* [Problem to solve] Copy out each line of the material below that holds the string "footer".
═════ Information shown
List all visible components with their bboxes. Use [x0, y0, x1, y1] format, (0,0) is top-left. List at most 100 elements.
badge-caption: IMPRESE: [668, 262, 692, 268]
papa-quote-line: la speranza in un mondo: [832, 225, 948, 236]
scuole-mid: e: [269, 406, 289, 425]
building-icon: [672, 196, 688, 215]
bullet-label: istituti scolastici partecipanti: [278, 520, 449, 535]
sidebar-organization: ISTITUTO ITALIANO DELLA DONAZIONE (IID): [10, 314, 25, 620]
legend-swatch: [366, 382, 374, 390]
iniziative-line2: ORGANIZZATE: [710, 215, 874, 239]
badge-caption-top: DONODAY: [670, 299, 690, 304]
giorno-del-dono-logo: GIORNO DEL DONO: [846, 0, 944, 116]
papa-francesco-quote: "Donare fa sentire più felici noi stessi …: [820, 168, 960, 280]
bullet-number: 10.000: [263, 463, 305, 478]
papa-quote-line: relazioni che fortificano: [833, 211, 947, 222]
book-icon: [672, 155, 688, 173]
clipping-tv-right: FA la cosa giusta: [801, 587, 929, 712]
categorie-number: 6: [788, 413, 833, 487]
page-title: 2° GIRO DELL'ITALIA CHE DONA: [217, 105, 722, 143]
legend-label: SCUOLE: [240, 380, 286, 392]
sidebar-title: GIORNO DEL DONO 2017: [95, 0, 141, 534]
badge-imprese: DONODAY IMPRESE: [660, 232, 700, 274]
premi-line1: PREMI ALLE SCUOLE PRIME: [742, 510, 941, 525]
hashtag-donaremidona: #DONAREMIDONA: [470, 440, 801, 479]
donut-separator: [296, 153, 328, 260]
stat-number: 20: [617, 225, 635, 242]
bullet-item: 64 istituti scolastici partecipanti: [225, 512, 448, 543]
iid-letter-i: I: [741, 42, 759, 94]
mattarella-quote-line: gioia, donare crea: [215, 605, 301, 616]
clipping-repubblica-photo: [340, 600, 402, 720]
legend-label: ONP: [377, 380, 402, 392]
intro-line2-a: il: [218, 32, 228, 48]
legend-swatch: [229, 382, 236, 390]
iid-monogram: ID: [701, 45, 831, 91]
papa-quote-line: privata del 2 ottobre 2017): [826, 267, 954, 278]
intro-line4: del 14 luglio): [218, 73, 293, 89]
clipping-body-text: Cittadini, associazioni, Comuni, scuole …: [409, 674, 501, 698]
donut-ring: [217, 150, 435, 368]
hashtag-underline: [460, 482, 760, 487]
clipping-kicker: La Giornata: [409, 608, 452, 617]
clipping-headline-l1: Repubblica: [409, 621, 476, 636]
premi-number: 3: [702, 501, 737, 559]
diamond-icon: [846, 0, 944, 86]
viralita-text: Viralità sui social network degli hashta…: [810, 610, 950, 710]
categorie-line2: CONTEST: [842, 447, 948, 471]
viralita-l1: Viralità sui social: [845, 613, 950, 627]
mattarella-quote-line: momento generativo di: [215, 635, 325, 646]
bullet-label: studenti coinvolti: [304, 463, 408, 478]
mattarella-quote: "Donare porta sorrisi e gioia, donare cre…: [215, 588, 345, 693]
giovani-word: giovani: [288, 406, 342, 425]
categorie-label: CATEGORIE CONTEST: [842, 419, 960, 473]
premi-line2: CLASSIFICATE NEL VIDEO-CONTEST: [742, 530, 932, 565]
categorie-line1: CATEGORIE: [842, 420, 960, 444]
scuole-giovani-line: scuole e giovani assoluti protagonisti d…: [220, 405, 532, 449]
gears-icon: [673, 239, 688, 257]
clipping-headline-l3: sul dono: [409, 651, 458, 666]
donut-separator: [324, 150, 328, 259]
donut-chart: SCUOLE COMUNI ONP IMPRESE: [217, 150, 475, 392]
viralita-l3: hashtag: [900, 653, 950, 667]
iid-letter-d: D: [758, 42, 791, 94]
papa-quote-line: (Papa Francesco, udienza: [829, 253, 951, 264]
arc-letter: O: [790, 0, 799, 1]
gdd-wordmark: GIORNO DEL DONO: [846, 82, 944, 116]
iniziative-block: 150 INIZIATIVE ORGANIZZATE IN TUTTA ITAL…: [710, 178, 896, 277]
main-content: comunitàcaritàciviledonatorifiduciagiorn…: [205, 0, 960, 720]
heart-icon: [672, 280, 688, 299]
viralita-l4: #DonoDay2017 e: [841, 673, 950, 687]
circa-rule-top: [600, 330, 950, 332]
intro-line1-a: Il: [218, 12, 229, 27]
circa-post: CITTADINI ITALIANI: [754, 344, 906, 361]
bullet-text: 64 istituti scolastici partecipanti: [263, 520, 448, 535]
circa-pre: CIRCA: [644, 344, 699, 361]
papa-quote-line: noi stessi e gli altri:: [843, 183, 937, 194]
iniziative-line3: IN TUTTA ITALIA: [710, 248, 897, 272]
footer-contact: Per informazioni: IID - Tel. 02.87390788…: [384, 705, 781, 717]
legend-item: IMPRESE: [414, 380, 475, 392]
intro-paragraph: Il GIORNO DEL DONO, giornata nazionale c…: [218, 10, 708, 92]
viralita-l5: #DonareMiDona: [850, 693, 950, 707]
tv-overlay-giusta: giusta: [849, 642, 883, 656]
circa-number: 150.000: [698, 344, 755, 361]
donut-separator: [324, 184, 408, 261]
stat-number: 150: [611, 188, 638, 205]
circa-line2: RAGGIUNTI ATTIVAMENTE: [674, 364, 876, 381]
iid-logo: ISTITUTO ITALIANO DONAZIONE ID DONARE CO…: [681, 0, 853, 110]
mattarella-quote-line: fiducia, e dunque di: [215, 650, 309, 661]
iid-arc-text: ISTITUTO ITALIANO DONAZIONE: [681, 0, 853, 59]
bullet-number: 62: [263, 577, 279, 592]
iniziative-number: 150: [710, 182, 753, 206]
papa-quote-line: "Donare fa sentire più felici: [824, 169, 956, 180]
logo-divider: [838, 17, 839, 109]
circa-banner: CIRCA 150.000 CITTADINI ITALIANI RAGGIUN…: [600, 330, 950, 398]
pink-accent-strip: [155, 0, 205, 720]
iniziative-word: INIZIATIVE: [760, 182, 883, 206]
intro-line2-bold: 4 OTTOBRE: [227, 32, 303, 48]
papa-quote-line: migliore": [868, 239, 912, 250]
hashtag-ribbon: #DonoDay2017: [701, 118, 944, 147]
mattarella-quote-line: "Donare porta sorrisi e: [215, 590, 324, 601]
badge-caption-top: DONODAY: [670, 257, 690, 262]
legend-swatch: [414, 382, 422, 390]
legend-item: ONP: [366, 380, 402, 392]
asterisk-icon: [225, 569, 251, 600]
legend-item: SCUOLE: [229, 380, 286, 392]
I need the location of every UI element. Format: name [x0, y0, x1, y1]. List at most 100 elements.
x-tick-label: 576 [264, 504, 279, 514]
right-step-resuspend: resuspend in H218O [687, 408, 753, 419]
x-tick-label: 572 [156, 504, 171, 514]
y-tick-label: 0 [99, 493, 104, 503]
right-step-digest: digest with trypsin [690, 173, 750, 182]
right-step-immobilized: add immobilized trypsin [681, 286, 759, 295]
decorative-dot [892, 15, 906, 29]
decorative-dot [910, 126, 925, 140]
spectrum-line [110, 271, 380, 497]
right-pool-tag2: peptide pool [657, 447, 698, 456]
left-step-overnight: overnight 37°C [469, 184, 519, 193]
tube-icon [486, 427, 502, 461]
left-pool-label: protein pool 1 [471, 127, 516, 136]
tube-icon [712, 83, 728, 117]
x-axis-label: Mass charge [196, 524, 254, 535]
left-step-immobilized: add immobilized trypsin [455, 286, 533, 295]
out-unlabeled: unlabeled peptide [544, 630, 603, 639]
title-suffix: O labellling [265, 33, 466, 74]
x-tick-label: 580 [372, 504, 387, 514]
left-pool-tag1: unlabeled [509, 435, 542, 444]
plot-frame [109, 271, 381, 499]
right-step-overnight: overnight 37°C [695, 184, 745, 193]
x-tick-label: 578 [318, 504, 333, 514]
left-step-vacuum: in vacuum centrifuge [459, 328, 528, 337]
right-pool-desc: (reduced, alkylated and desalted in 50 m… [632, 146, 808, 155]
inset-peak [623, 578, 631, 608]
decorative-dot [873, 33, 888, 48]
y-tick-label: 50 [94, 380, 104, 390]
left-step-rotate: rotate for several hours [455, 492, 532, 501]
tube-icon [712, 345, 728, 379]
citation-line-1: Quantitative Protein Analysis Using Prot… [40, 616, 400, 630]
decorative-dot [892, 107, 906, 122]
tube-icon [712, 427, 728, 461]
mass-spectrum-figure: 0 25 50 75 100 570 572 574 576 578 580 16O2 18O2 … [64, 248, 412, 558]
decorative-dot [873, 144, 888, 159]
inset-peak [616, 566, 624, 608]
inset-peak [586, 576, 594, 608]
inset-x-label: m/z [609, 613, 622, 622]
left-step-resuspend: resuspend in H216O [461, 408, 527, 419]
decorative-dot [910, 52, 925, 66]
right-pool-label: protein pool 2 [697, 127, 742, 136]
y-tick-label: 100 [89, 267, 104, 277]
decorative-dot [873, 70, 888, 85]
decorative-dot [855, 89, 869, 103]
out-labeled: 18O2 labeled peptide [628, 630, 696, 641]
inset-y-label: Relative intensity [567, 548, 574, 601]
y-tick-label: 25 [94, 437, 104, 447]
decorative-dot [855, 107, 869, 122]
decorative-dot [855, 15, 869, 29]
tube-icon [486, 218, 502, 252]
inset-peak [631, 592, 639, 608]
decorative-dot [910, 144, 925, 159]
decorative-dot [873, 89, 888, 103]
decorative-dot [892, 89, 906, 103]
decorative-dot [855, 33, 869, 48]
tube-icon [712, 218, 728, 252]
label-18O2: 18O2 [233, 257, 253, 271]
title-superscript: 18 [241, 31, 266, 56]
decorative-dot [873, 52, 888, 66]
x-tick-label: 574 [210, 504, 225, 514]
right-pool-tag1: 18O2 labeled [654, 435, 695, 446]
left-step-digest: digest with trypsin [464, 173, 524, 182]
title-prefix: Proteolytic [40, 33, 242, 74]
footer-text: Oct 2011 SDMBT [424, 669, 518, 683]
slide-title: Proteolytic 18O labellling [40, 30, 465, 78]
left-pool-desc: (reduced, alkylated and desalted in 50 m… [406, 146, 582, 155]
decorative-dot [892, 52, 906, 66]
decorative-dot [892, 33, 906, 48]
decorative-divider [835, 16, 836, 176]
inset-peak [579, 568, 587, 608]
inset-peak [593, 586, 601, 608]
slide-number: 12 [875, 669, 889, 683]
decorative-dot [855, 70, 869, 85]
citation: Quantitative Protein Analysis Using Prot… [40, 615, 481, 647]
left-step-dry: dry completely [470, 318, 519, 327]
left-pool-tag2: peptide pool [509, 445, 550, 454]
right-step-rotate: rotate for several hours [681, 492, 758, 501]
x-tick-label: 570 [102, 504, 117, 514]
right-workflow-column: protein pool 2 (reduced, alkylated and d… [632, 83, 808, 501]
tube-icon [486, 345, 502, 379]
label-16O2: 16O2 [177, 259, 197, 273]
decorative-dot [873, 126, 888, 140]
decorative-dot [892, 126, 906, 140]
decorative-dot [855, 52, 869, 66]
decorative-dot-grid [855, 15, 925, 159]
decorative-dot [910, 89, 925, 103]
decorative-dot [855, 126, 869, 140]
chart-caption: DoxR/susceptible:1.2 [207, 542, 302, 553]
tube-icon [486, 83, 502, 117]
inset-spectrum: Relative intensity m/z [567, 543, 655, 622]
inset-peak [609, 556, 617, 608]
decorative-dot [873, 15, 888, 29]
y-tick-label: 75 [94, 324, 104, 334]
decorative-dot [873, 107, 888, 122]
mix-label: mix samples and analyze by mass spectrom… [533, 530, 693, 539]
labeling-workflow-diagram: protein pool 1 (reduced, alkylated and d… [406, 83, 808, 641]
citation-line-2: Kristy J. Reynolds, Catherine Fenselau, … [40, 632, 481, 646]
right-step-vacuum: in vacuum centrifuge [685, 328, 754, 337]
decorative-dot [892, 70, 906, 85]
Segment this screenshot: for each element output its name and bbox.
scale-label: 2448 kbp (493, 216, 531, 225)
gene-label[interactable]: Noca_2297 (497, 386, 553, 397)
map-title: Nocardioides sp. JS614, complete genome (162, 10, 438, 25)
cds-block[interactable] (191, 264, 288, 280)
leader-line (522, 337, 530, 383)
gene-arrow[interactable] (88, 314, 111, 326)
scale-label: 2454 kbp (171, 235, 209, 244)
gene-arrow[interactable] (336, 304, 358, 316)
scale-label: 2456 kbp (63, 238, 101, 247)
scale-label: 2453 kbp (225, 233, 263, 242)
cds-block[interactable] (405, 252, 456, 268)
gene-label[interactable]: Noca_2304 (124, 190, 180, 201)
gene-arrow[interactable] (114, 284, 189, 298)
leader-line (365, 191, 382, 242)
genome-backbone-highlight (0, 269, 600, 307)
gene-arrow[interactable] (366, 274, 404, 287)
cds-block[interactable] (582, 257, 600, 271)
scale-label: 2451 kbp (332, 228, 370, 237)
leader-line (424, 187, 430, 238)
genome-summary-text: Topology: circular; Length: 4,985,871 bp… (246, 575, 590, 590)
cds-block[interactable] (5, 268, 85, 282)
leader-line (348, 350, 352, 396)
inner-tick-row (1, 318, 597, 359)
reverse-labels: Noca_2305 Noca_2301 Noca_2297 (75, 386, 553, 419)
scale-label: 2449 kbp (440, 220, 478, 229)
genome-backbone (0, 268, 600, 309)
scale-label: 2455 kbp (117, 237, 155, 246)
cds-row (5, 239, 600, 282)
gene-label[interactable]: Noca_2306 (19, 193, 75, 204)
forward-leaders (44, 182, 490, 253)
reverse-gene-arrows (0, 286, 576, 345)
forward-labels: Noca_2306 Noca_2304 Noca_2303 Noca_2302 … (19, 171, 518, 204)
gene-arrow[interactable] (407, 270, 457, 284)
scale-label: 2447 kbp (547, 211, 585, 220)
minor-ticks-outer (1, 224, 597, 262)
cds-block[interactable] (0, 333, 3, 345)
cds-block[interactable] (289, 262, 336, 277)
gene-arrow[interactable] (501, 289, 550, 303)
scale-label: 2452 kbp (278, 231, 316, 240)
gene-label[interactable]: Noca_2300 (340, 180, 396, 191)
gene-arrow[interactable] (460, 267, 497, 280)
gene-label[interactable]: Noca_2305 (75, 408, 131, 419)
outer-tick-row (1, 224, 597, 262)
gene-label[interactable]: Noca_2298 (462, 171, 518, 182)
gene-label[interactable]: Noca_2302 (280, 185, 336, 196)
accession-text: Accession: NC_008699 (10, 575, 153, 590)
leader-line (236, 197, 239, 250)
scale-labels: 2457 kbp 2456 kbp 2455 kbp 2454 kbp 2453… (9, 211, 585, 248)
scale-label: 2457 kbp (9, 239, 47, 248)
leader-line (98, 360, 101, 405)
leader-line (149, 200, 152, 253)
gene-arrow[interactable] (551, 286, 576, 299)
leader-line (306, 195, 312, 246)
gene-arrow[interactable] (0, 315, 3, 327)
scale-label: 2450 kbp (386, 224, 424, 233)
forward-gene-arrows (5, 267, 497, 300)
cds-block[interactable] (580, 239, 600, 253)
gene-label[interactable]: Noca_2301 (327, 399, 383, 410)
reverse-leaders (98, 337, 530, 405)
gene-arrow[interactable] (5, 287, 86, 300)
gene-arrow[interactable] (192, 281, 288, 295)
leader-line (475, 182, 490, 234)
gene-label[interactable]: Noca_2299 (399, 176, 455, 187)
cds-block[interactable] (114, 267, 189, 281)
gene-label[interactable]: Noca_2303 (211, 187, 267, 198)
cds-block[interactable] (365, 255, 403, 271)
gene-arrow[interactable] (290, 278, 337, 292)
══════════
* [Completed exercise]
footer-contact: Per informazioni: IID - Tel. 02.87390788…: [384, 705, 781, 717]
footer-text: Oct 2011 SDMBT [424, 669, 518, 683]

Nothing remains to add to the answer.